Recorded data
————

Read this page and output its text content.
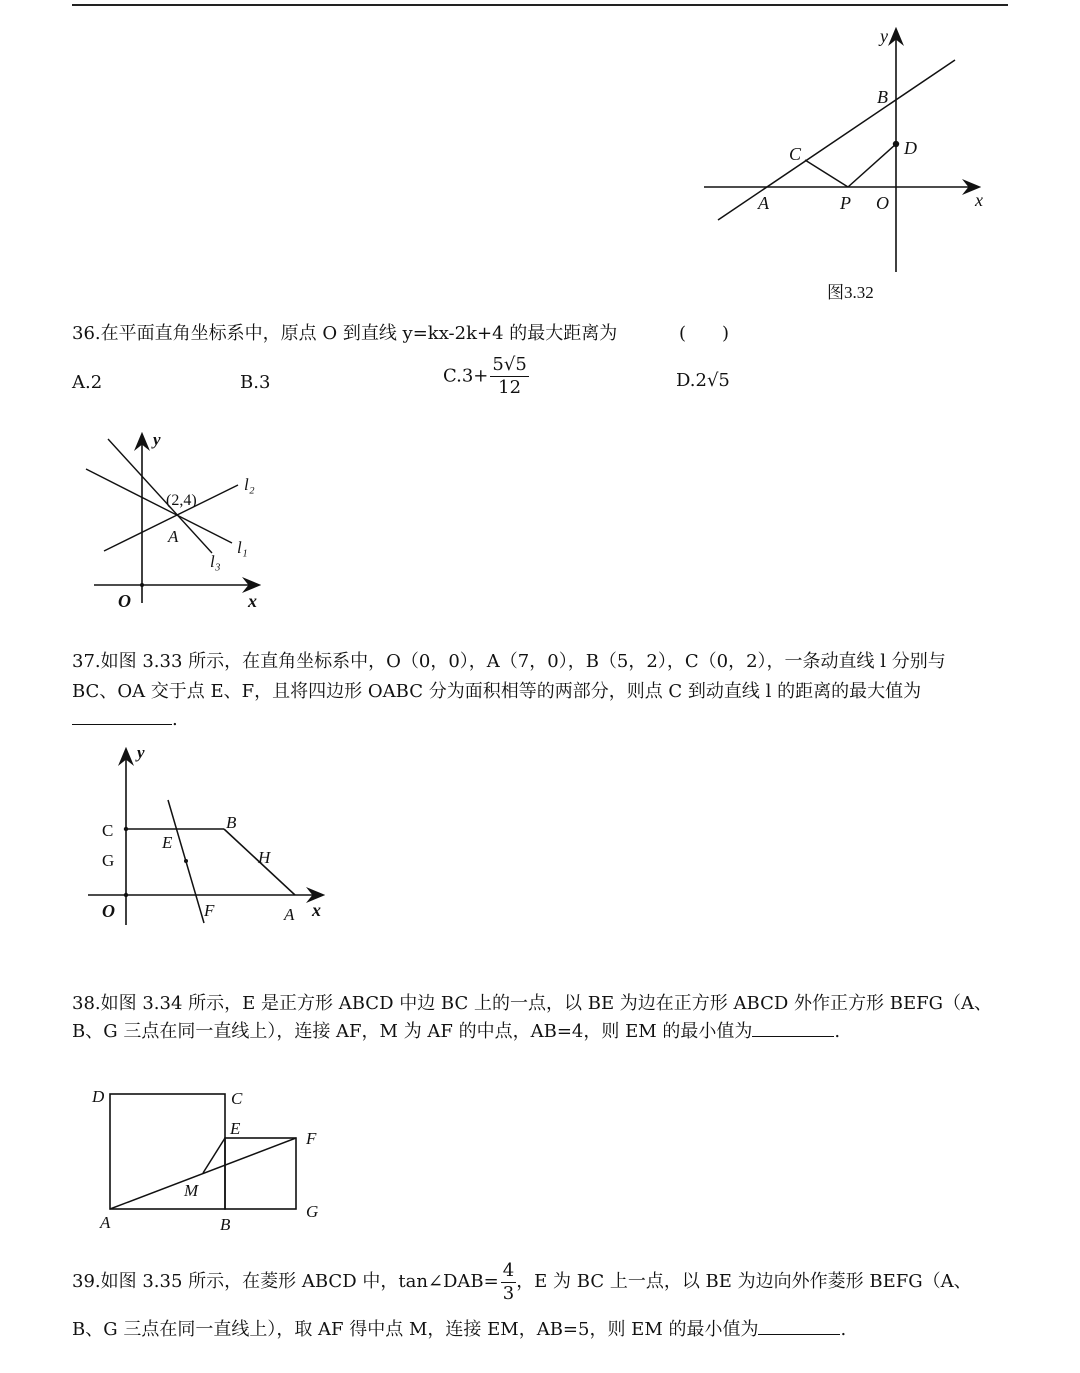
y
x
B
C	D
A	P O
图3.32
36.在平面直角坐标系中，原点 O 到直线 y=kx-2k+4 的最大距离为	(　　)
A.2	B.3	$C.3+ \frac{5√5}{12}$	D.2√5
y
x
O
(2,4)
A
l₁
l₂
l₃
37.如图 3.33 所示，在直角坐标系中，O（0，0），A（7，0），B（5，2），C（0，2），一条动直线 l 分别与
BC、OA 交于点 E、F，且将四边形 OABC 分为面积相等的两部分，则点 C 到动直线 l 的距离的最大值为
.
y
x
O
C
G
B
E
H
F	A
38.如图 3.34 所示，E 是正方形 ABCD 中边 BC 上的一点，以 BE 为边在正方形 ABCD 外作正方形 BEFG（A、
B、G 三点在同一直线上），连接 AF，M 为 AF 的中点，AB=4，则 EM 的最小值为	.
D	C
E
F
M
A	B
G
39.如图 3.35 所示，在菱形 ABCD 中，tan∠DAB= $\frac{4}{3}$ ，E 为 BC 上一点，以 BE 为边向外作菱形 BEFG（A、
B、G 三点在同一直线上），取 AF 得中点 M，连接 EM，AB=5，则 EM 的最小值为	.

————

* YOUR INSTRUCTIONS
From the listing above, copy out each line where the word "BEFG" appears.

* RESULT FOR THIS TASK
38.如图 3.34 所示，E 是正方形 ABCD 中边 BC 上的一点，以 BE 为边在正方形 ABCD 外作正方形 BEFG（A、
39.如图 3.35 所示，在菱形 ABCD 中，tan∠DAB= $\frac{4}{3}$ ，E 为 BC 上一点，以 BE 为边向外作菱形 BEFG（A、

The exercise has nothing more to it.